BEGIN TEXT EXCERPT

For a swimming pool owner, there are few water conditions more dreaded than an algae outbreak in her pool. Algae are microscopic plants that thrive in sunlight and water, which swimming pools contain in great abundance. Fortunately, swimming pool algae can be eradicated through the application of algaecides, for one. But there are different types of algaecides, with each containing different types of anti-algae chemicals or minerals. Also, some pool algaecides are meant more for preventative purposes than for eradication purposes.
Swimming pool algaecides fall into three separate classes: quats (quaternary), polyquats and mineral-based coppers and silvers. Which algaecide you employ against a pool algae contamination depends on what you want out of the algaecide itself. Quat algaecides tend to foam water up, but they're inexpensive. Polyquat algaecides are very effective, but they're relatively expensive. Mineral-based algaecides attach to pool surfaces to prevent algae from taking up residence, but they'll stain those surfaces if not properly applied.
Quaternary, or quat, pool algaecides contain what are called quaternary ammonium chloride salts at 5 to 10 percent concentrations. The ammonium compounds in quat algaecides act as surfactants in a swimming pool's water. Algaecide ammonium compound surfactants in water lower the water's surface tension, which splits open algae cell walls and kills them. Besides quaternary ammonium chloride, other ingredients of quat algaecides mainly include water and other inert substances. Quat algaecides are employed more as preventatives rather than active algae killers.
Polyquat ("polyquats") algaecides are very effective at killing most types of pool algae contamination, including green, chlorine-resistant mustard and even black algae. Polyquat algaecides are nonfoaming in nature. Like their quat algaecide cousins, polyquats contain ammonium chloride salts but at 30 to 60 percent concentrations. Polyquats don't foam up because of the specific way in which their ammonium chloride ingredients are formulated. Outside of high ammonium chloride concentrations, the remaining ingredients in polyquat algaecides include water and other inert (chemically inactive) substances.

END TEXT EXCERPT
BEGIN DATA EXCERPTS

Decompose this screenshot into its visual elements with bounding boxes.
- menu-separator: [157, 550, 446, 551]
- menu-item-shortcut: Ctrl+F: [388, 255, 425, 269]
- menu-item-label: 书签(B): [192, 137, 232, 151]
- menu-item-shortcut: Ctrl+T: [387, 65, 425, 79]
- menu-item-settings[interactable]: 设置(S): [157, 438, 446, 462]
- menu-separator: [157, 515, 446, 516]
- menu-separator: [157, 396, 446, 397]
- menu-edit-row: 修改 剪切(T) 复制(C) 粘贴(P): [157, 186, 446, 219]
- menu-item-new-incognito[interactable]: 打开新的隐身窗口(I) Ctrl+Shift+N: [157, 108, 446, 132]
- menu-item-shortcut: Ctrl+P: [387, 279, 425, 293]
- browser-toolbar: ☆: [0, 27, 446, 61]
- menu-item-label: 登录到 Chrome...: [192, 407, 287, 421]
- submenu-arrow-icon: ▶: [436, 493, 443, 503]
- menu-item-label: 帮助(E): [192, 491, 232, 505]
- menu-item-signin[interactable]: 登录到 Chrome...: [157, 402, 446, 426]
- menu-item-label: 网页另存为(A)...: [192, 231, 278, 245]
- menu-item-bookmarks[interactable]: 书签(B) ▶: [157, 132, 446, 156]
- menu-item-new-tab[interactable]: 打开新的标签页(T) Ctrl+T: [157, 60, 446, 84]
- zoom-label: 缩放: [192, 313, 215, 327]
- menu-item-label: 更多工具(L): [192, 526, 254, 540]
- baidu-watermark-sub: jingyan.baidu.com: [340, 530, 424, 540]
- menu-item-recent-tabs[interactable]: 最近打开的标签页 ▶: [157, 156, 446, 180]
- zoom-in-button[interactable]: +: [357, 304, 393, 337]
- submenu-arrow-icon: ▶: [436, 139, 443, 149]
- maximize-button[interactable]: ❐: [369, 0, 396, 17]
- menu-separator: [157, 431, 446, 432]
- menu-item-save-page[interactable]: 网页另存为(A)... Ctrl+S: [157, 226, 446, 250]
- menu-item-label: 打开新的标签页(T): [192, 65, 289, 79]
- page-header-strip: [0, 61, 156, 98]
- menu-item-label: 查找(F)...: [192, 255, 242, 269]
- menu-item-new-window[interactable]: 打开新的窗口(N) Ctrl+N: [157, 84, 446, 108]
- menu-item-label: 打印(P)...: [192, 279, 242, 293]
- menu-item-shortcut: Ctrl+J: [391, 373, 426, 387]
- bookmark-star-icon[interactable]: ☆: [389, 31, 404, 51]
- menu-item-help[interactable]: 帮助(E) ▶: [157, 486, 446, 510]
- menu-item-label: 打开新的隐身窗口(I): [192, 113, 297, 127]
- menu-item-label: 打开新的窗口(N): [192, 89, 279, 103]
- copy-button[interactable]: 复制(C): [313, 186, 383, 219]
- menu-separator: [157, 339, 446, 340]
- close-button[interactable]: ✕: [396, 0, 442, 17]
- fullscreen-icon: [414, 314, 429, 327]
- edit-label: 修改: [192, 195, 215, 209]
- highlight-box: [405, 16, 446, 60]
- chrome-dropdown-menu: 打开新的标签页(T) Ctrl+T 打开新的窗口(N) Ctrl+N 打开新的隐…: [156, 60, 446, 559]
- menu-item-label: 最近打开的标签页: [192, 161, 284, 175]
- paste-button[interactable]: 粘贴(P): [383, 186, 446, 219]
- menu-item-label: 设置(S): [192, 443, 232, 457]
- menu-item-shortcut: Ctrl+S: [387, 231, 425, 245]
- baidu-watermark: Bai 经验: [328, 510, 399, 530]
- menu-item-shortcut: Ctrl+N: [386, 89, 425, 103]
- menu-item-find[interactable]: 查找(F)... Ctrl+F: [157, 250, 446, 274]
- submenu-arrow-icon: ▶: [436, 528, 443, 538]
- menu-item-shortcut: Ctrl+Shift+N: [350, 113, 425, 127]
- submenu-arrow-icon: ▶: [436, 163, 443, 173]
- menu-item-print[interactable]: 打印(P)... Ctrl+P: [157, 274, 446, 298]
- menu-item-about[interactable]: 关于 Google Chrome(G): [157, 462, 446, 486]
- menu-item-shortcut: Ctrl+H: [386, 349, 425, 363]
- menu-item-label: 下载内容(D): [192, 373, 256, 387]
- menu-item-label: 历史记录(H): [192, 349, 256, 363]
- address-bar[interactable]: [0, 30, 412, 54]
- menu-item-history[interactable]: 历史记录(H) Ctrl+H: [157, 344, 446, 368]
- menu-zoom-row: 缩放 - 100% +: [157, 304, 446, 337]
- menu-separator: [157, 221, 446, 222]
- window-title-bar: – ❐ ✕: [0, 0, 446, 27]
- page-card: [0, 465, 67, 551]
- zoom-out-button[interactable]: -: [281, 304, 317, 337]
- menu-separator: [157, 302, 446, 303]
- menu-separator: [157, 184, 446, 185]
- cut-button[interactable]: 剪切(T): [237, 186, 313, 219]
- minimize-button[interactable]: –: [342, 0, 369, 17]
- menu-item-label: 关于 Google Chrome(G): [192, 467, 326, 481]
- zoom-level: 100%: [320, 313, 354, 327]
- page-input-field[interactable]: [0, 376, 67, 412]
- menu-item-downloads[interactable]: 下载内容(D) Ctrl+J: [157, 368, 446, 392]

END DATA EXCERPTS

## EXERCISE INSTRUCTIONS
#1 According to the pool algaecide text, what concentration of ammonium chloride salts do polyquat algaecides contain?
#2 Rewrite the stretch of the pool algaecide text from "For a swimming" through "for eradication purposes.", changing "eradicated" to "eliminated".
#3 Write the next part of the text on swimming pool algaecides, picking up after its final sentence.

## RESPONSES TO THE TASKS
#1 30 to 60 percent

#2
For a swimming pool owner, there are few water conditions more dreaded than an algae outbreak in her pool. Algae are microscopic plants that thrive in sunlight and water, which swimming pools contain in great abundance. Fortunately, swimming pool algae can be eliminated through the application of algaecides, for one. But there are different types of algaecides, with each containing different types of anti-algae chemicals or minerals. Also, some pool algaecides are meant more for preventative purposes than for eradication purposes.

#3
Mineral-based pool algaecides work well as both preventatives and as active algae-destroying products. The two major mineral-based pool algaecides are those containing either copper sulfates or colloidal silver. Both types of mineral algaecides work by creating residuals on pool walls where algae like to take up residence. Copper sulfates and colloidal silver are toxic to algae and will kill them off quickly if algae comes into contact with them. Colloidal silver algaecide is also bacteria-killing and often reduces pool chlorine needs.
Apply any type of swimming pool algaecide only according to direction. If you add too much quat algaecide to a swimming pool, water foaming will occur. The best method for destroying swimming pool algae is to superchlorinate the pool's water and follow up with an algaecide. The best preventative of all against pool algae is to maintain proper swimming pool water chemistry. Pool chlorine should be at 1 to 3 parts per million (ppm) and pH at 7.4. to 7.6.